§ **AVAILABLE RECORDS**
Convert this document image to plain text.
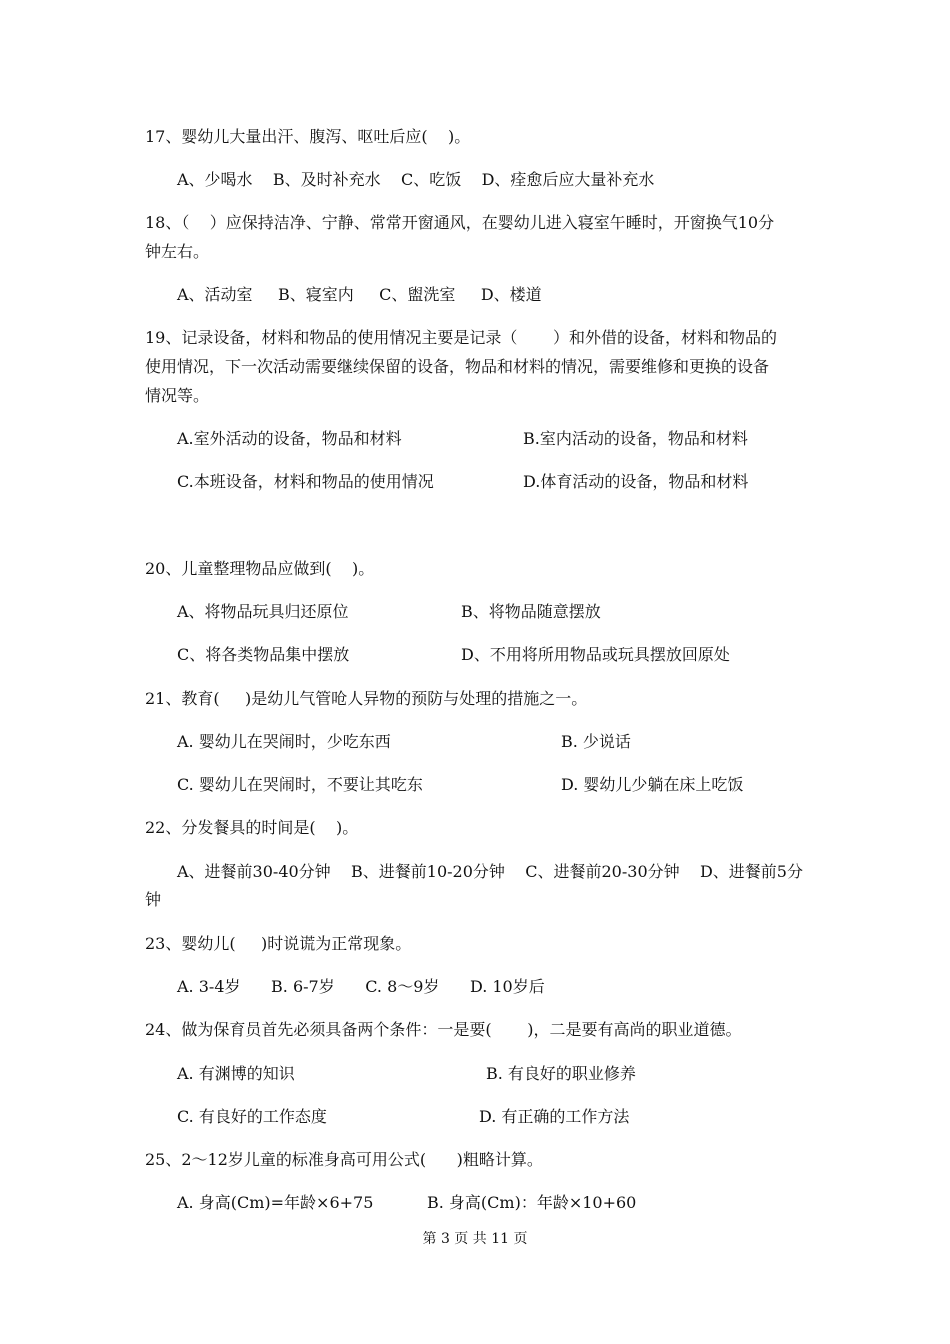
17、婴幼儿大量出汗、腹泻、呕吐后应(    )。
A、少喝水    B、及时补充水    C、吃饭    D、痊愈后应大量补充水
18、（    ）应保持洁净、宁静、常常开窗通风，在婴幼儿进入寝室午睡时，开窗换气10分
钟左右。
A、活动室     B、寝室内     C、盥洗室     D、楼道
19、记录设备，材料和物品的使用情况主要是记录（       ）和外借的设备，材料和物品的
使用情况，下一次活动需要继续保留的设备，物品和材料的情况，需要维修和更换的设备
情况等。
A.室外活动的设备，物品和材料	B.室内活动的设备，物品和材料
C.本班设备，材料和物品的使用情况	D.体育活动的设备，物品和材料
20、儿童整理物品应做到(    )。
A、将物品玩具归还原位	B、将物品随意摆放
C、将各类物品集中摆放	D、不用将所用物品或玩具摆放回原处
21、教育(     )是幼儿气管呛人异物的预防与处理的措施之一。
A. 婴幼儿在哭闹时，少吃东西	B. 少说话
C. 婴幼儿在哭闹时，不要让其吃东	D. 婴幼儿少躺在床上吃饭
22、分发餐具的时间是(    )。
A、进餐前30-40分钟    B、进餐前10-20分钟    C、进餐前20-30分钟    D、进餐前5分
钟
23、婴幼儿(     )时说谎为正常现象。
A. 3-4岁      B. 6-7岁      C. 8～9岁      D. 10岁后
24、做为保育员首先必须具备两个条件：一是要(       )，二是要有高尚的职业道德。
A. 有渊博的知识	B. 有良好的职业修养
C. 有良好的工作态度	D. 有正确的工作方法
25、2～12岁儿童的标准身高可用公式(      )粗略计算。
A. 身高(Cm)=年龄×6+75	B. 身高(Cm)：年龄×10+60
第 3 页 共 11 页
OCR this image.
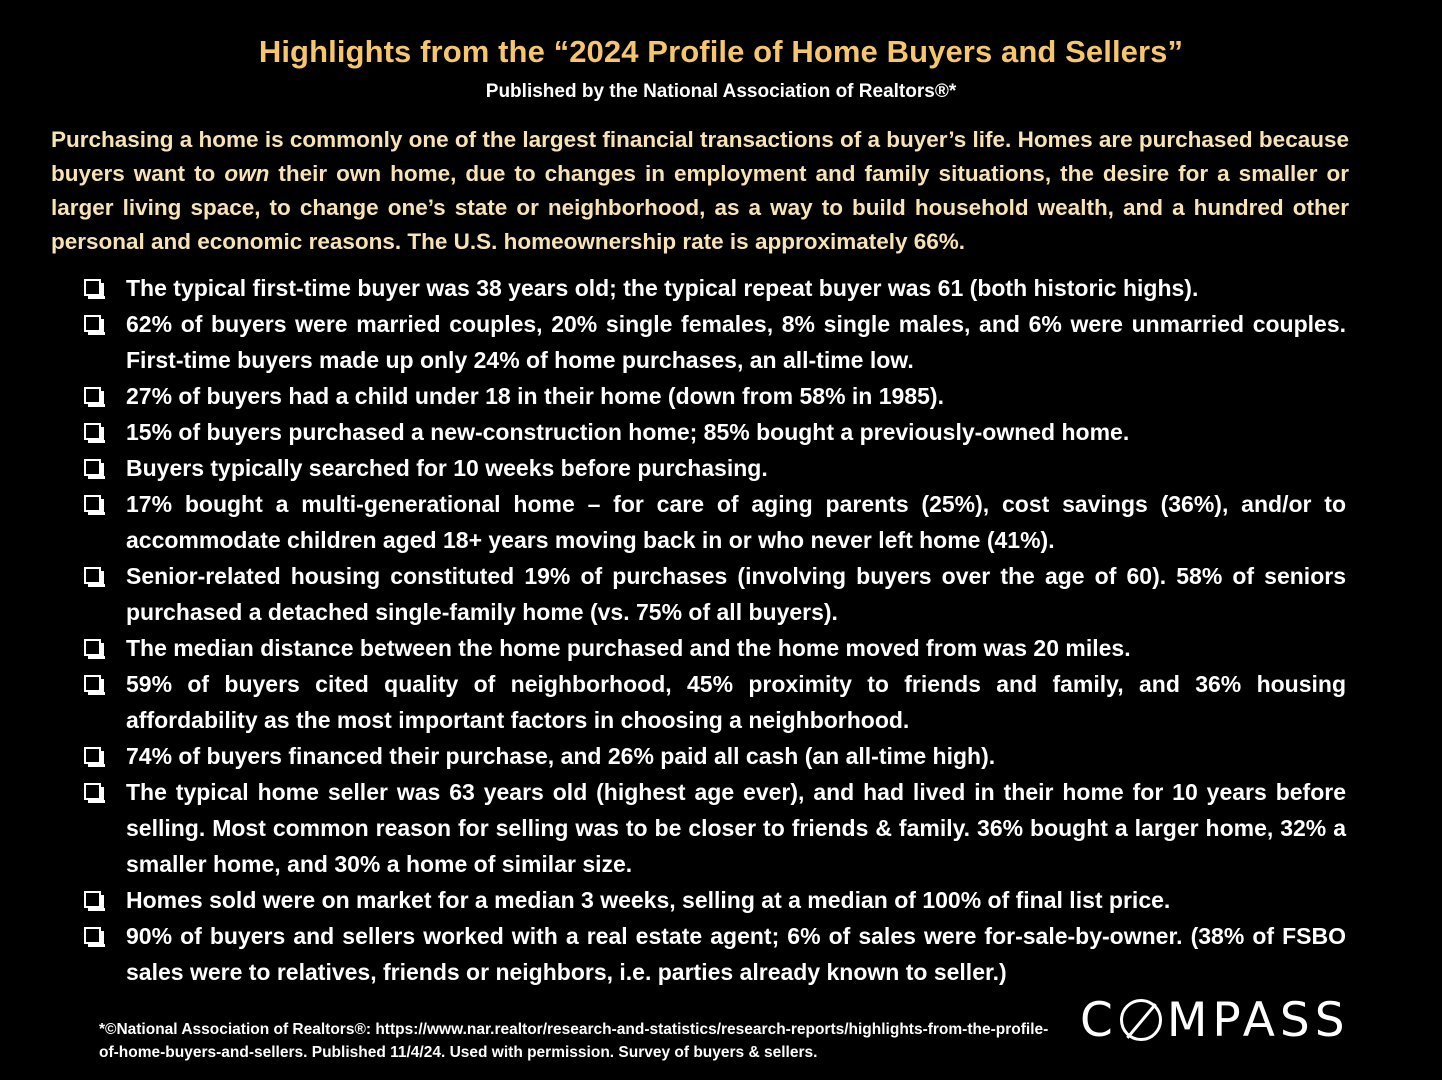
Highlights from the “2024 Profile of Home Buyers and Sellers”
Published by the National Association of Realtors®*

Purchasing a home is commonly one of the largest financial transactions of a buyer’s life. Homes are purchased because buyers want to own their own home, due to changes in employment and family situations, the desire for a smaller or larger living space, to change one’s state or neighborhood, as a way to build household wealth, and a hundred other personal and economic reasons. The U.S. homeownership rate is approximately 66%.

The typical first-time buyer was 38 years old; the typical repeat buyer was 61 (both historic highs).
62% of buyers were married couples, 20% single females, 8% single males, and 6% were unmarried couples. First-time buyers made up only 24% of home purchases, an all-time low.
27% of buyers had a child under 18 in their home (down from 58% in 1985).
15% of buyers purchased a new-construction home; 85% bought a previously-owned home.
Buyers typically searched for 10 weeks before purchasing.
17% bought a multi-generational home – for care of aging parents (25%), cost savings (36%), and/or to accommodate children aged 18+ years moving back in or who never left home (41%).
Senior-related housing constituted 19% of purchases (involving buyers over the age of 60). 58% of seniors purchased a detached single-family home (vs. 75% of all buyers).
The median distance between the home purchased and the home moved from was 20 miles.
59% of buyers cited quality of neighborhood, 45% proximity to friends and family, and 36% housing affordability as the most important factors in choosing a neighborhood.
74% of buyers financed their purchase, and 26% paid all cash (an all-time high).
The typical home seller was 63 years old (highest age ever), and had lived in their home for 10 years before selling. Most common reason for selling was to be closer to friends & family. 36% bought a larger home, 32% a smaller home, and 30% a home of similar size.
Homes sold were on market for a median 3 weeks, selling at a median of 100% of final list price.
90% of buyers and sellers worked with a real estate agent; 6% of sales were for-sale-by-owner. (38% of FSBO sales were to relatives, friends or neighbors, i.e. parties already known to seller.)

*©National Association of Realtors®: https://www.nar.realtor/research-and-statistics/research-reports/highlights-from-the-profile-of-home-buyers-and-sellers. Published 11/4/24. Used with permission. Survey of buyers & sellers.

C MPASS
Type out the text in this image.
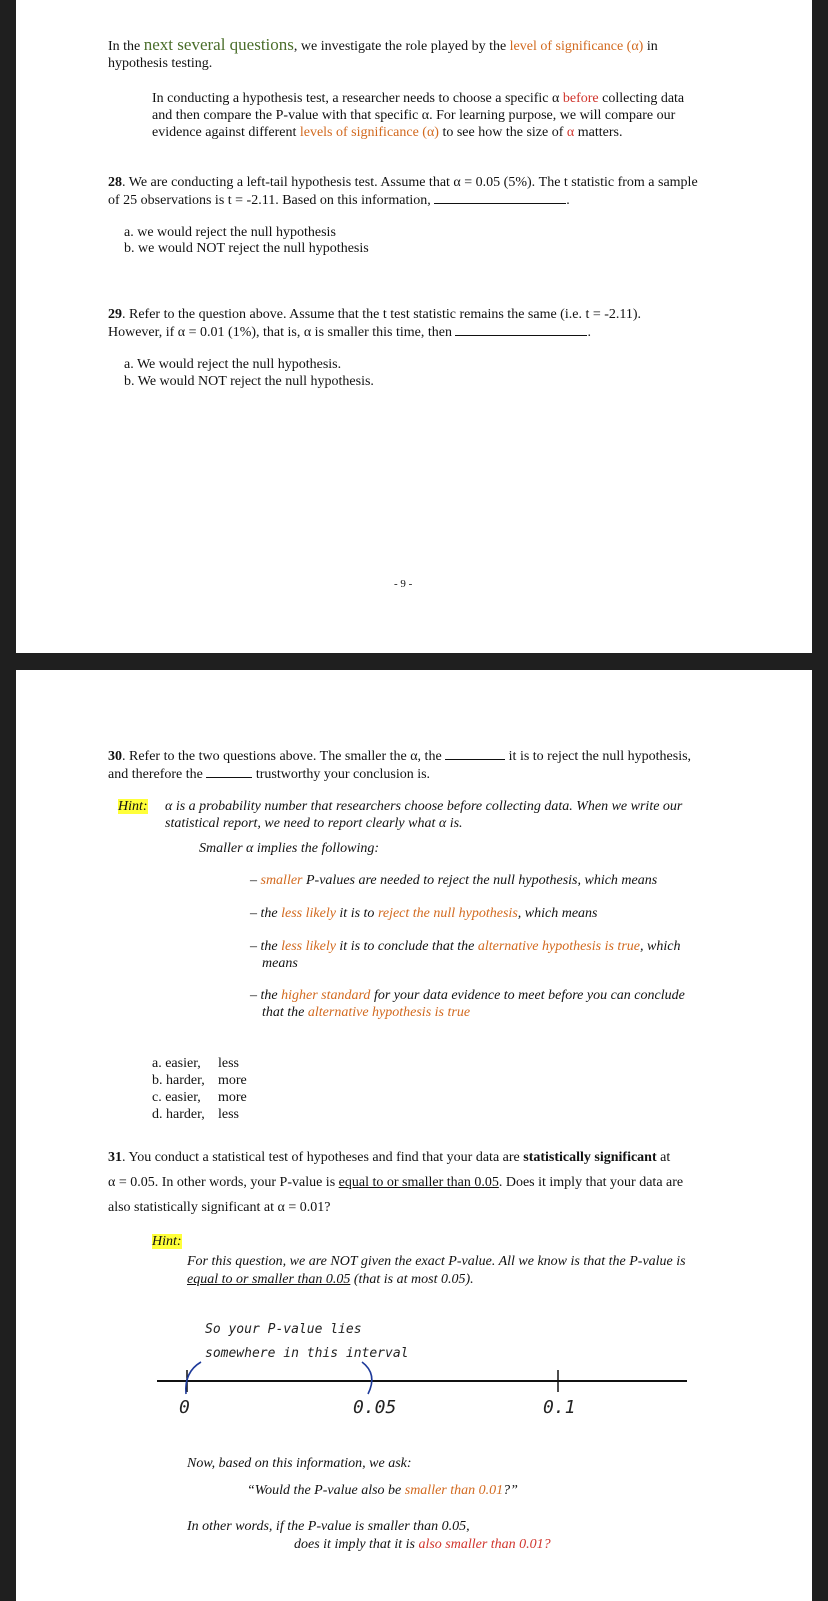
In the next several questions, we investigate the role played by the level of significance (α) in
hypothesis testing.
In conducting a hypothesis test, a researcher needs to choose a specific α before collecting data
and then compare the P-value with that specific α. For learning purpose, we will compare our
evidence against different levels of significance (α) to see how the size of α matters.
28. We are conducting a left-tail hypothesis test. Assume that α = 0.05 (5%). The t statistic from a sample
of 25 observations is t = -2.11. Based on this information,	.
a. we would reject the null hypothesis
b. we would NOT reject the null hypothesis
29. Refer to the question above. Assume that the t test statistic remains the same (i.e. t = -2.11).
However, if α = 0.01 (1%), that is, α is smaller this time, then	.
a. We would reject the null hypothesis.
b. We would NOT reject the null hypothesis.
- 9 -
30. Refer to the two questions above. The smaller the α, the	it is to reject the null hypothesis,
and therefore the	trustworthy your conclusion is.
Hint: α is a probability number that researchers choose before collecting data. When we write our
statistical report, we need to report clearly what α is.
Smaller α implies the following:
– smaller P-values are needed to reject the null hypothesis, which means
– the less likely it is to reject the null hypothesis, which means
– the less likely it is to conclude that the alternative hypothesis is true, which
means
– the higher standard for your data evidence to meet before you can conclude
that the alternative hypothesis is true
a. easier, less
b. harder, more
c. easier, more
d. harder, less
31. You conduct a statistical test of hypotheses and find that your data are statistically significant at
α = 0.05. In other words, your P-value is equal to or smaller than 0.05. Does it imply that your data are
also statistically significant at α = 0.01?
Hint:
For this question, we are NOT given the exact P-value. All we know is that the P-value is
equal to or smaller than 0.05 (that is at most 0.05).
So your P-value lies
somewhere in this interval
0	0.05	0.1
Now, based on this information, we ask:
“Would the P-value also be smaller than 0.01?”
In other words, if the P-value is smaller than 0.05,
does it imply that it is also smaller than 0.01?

§ **REQUIRED TASK**
Write the entries above out again exactly, but not the pictures.

§ **WRITTEN SOLUTION**
Convert this document image to plain text.
17、婴幼儿大量出汗、腹泻、呕吐后应(    )。
A、少喝水    B、及时补充水    C、吃饭    D、痊愈后应大量补充水
18、（    ）应保持洁净、宁静、常常开窗通风，在婴幼儿进入寝室午睡时，开窗换气10分
钟左右。
A、活动室     B、寝室内     C、盥洗室     D、楼道
19、记录设备，材料和物品的使用情况主要是记录（       ）和外借的设备，材料和物品的
使用情况，下一次活动需要继续保留的设备，物品和材料的情况，需要维修和更换的设备
情况等。
A.室外活动的设备，物品和材料	B.室内活动的设备，物品和材料
C.本班设备，材料和物品的使用情况	D.体育活动的设备，物品和材料
20、儿童整理物品应做到(    )。
A、将物品玩具归还原位	B、将物品随意摆放
C、将各类物品集中摆放	D、不用将所用物品或玩具摆放回原处
21、教育(     )是幼儿气管呛人异物的预防与处理的措施之一。
A. 婴幼儿在哭闹时，少吃东西	B. 少说话
C. 婴幼儿在哭闹时，不要让其吃东	D. 婴幼儿少躺在床上吃饭
22、分发餐具的时间是(    )。
A、进餐前30-40分钟    B、进餐前10-20分钟    C、进餐前20-30分钟    D、进餐前5分
钟
23、婴幼儿(     )时说谎为正常现象。
A. 3-4岁      B. 6-7岁      C. 8～9岁      D. 10岁后
24、做为保育员首先必须具备两个条件：一是要(       )，二是要有高尚的职业道德。
A. 有渊博的知识	B. 有良好的职业修养
C. 有良好的工作态度	D. 有正确的工作方法
25、2～12岁儿童的标准身高可用公式(      )粗略计算。
A. 身高(Cm)=年龄×6+75	B. 身高(Cm)：年龄×10+60
第 3 页 共 11 页
OCR this image.
Highlights from the “2024 Profile of Home Buyers and Sellers”
Published by the National Association of Realtors®*

Purchasing a home is commonly one of the largest financial transactions of a buyer’s life. Homes are purchased because buyers want to own their own home, due to changes in employment and family situations, the desire for a smaller or larger living space, to change one’s state or neighborhood, as a way to build household wealth, and a hundred other personal and economic reasons. The U.S. homeownership rate is approximately 66%.

The typical first-time buyer was 38 years old; the typical repeat buyer was 61 (both historic highs).
62% of buyers were married couples, 20% single females, 8% single males, and 6% were unmarried couples. First-time buyers made up only 24% of home purchases, an all-time low.
27% of buyers had a child under 18 in their home (down from 58% in 1985).
15% of buyers purchased a new-construction home; 85% bought a previously-owned home.
Buyers typically searched for 10 weeks before purchasing.
17% bought a multi-generational home – for care of aging parents (25%), cost savings (36%), and/or to accommodate children aged 18+ years moving back in or who never left home (41%).
Senior-related housing constituted 19% of purchases (involving buyers over the age of 60). 58% of seniors purchased a detached single-family home (vs. 75% of all buyers).
The median distance between the home purchased and the home moved from was 20 miles.
59% of buyers cited quality of neighborhood, 45% proximity to friends and family, and 36% housing affordability as the most important factors in choosing a neighborhood.
74% of buyers financed their purchase, and 26% paid all cash (an all-time high).
The typical home seller was 63 years old (highest age ever), and had lived in their home for 10 years before selling. Most common reason for selling was to be closer to friends & family. 36% bought a larger home, 32% a smaller home, and 30% a home of similar size.
Homes sold were on market for a median 3 weeks, selling at a median of 100% of final list price.
90% of buyers and sellers worked with a real estate agent; 6% of sales were for-sale-by-owner. (38% of FSBO sales were to relatives, friends or neighbors, i.e. parties already known to seller.)

*©National Association of Realtors®: https://www.nar.realtor/research-and-statistics/research-reports/highlights-from-the-profile-of-home-buyers-and-sellers. Published 11/4/24. Used with permission. Survey of buyers & sellers.

C MPASS
Type out the text in this image.
In the next several questions, we investigate the role played by the level of significance (α) in
hypothesis testing.
In conducting a hypothesis test, a researcher needs to choose a specific α before collecting data
and then compare the P-value with that specific α. For learning purpose, we will compare our
evidence against different levels of significance (α) to see how the size of α matters.
28. We are conducting a left-tail hypothesis test. Assume that α = 0.05 (5%). The t statistic from a sample
of 25 observations is t = -2.11. Based on this information,	.
a. we would reject the null hypothesis
b. we would NOT reject the null hypothesis
29. Refer to the question above. Assume that the t test statistic remains the same (i.e. t = -2.11).
However, if α = 0.01 (1%), that is, α is smaller this time, then	.
a. We would reject the null hypothesis.
b. We would NOT reject the null hypothesis.
- 9 -
30. Refer to the two questions above. The smaller the α, the	it is to reject the null hypothesis,
and therefore the	trustworthy your conclusion is.
Hint: α is a probability number that researchers choose before collecting data. When we write our
statistical report, we need to report clearly what α is.
Smaller α implies the following:
– smaller P-values are needed to reject the null hypothesis, which means
– the less likely it is to reject the null hypothesis, which means
– the less likely it is to conclude that the alternative hypothesis is true, which
means
– the higher standard for your data evidence to meet before you can conclude
that the alternative hypothesis is true
a. easier, less
b. harder, more
c. easier, more
d. harder, less
31. You conduct a statistical test of hypotheses and find that your data are statistically significant at
α = 0.05. In other words, your P-value is equal to or smaller than 0.05. Does it imply that your data are
also statistically significant at α = 0.01?
Hint:
For this question, we are NOT given the exact P-value. All we know is that the P-value is
equal to or smaller than 0.05 (that is at most 0.05).
So your P-value lies
somewhere in this interval
0	0.05	0.1
Now, based on this information, we ask:
“Would the P-value also be smaller than 0.01?”
In other words, if the P-value is smaller than 0.05,
does it imply that it is also smaller than 0.01?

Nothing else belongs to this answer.